Dataset excerpt:
--------------------------------------------------

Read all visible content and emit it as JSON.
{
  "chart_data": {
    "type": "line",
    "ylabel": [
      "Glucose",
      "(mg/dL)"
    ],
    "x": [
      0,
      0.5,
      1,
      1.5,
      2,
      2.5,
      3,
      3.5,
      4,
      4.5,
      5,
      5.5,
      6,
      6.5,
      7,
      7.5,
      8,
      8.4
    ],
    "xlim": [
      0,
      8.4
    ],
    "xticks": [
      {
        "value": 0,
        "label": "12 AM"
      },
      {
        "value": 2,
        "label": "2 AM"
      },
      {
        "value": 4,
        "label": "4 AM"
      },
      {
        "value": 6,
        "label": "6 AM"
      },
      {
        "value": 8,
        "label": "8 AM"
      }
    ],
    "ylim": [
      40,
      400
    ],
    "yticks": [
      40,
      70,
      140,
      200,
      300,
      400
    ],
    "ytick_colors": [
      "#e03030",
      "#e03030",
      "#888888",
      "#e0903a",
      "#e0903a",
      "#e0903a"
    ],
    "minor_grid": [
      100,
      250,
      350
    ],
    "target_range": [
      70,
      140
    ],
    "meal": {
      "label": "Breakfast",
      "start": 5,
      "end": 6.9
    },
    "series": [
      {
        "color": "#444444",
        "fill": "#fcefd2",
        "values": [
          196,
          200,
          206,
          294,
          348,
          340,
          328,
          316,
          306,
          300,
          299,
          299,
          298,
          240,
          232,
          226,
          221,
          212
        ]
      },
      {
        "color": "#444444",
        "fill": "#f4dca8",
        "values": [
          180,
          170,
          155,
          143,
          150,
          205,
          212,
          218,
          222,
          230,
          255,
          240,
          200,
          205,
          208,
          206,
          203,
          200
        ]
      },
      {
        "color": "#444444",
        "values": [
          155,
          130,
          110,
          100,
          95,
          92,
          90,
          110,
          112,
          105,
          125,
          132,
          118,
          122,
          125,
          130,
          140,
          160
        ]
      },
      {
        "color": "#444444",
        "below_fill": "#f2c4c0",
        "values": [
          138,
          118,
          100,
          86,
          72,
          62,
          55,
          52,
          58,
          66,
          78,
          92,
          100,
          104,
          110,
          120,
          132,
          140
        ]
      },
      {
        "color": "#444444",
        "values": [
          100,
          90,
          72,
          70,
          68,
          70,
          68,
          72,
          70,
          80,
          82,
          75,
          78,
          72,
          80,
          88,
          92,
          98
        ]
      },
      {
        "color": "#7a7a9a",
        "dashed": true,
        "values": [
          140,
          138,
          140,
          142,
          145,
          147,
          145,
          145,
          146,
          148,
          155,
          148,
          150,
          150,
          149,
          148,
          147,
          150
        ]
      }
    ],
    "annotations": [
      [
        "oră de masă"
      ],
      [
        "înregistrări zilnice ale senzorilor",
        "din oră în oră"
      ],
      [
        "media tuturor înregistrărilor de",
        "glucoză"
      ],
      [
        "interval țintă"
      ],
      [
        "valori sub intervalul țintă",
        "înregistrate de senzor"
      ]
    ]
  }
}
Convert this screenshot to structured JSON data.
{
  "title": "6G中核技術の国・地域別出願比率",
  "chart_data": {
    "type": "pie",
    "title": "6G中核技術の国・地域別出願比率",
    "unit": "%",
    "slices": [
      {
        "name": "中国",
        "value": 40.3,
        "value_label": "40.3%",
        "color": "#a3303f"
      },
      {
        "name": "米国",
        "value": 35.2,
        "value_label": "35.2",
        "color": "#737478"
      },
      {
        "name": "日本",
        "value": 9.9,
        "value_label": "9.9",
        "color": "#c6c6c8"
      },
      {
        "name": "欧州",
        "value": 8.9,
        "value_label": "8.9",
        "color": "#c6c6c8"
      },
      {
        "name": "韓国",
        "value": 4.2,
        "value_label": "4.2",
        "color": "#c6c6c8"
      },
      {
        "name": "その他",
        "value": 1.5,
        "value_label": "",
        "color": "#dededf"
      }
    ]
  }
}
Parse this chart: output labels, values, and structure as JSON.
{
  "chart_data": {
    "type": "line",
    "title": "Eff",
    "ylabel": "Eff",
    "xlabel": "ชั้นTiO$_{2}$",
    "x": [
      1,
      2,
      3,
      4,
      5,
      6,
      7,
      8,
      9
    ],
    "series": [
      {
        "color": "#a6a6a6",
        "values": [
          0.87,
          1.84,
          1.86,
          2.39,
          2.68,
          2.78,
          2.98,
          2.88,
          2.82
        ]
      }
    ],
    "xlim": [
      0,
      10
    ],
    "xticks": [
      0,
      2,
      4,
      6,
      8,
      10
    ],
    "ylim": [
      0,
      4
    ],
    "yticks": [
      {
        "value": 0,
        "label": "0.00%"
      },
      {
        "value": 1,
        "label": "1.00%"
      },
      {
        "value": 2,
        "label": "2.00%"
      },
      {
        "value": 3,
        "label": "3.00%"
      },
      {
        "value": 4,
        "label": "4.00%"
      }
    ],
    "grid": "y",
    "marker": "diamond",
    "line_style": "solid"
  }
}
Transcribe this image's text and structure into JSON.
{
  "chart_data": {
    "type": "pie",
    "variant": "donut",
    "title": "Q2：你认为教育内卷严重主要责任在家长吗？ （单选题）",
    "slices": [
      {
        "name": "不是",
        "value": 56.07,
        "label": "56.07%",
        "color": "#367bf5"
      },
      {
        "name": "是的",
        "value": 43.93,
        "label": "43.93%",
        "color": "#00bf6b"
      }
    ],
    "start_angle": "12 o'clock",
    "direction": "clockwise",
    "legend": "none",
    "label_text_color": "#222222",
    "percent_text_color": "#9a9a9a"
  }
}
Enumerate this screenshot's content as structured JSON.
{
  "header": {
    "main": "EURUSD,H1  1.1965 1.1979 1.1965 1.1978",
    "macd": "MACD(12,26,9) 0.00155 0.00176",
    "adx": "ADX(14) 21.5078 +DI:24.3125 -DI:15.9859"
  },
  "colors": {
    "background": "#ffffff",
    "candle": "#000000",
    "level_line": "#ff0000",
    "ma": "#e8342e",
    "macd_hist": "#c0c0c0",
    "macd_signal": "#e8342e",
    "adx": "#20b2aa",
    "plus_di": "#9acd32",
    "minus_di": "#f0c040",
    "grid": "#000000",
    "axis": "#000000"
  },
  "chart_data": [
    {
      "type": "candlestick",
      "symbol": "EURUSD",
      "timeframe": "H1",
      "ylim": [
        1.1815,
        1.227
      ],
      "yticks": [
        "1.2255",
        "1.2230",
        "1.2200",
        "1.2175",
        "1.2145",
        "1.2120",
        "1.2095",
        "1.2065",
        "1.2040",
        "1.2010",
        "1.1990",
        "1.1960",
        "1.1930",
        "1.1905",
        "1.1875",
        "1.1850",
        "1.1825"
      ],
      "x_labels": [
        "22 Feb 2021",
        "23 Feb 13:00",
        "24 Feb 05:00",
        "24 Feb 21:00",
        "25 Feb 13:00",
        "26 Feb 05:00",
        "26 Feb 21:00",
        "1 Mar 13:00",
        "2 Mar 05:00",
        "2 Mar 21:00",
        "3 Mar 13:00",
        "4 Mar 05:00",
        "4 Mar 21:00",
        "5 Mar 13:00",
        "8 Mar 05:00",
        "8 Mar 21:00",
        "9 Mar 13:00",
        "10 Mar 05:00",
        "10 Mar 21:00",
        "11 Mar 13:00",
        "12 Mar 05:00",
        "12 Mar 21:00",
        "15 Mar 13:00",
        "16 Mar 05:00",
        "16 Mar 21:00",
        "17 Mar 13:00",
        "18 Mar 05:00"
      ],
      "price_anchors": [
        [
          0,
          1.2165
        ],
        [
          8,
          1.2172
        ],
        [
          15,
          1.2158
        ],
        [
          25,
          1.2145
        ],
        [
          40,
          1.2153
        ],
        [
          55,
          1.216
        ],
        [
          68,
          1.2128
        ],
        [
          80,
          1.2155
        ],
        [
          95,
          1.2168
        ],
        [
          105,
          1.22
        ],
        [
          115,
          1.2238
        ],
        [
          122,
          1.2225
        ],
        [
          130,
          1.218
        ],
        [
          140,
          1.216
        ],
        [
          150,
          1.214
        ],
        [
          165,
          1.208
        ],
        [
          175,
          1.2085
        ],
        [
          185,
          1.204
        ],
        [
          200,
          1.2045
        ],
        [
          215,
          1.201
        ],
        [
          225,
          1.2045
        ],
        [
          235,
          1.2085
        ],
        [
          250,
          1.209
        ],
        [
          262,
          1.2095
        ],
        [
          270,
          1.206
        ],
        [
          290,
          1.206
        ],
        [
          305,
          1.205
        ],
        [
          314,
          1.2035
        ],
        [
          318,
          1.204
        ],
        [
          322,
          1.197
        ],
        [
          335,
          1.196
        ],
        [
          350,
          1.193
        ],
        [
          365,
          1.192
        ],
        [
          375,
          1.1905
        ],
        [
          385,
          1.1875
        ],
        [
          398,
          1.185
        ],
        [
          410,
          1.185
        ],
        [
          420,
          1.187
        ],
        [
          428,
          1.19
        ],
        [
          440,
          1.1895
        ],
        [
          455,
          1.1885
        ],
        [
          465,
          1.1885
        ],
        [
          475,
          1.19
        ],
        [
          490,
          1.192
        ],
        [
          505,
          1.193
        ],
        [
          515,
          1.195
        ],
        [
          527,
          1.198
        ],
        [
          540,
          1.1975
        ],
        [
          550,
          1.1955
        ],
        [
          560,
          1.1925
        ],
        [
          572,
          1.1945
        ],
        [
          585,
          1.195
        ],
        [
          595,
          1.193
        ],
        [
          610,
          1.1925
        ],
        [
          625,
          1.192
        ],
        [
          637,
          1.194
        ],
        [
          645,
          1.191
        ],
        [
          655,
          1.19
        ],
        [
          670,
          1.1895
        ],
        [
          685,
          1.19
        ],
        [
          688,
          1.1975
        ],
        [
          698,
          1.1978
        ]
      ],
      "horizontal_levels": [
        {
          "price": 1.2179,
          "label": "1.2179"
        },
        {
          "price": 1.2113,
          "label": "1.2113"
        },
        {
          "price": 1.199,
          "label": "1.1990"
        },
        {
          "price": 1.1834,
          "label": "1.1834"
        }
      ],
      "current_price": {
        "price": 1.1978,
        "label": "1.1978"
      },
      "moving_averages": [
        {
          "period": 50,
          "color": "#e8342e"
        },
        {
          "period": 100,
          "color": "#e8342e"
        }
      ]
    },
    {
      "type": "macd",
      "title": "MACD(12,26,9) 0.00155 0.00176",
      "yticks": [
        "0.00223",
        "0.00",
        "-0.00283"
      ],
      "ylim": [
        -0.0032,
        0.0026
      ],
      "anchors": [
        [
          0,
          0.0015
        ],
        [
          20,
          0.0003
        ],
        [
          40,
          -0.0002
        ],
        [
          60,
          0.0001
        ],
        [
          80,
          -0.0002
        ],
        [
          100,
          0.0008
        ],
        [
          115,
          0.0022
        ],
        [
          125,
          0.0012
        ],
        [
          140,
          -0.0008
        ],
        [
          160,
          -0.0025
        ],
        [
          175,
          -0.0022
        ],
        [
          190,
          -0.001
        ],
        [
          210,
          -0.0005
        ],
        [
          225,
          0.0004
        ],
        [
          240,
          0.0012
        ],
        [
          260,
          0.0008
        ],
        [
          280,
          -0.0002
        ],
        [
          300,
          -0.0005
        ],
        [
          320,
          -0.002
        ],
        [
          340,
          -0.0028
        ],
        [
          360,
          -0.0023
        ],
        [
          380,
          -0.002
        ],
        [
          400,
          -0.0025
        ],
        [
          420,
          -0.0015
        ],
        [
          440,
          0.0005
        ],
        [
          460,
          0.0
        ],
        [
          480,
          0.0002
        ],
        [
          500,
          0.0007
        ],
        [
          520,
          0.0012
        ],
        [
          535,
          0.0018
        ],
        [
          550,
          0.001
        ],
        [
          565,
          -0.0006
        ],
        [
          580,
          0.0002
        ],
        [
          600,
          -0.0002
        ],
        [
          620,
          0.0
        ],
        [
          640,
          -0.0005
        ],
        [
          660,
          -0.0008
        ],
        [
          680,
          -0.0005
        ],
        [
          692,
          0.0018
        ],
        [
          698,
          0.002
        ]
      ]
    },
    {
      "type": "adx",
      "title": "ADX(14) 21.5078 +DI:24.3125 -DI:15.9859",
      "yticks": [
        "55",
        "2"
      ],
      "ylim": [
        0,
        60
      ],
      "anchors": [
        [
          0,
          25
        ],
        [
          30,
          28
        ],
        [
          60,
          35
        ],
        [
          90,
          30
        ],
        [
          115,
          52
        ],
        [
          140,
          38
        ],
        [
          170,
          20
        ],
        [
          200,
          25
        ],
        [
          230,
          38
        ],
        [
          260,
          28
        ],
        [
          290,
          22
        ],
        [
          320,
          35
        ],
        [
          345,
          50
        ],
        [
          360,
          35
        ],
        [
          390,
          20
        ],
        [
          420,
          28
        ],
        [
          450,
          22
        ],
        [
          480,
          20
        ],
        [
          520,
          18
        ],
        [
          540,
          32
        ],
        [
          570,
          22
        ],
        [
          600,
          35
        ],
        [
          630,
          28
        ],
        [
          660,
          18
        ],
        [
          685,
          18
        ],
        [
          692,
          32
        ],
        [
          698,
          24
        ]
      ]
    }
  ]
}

--------------------------------------------------

Required task: Search the data for "name". Copy every line that has it.

Finished answer:
        "name": "中国",
        "name": "米国",
        "name": "日本",
        "name": "欧州",
        "name": "韓国",
        "name": "その他",
        "name": "不是",
        "name": "是的",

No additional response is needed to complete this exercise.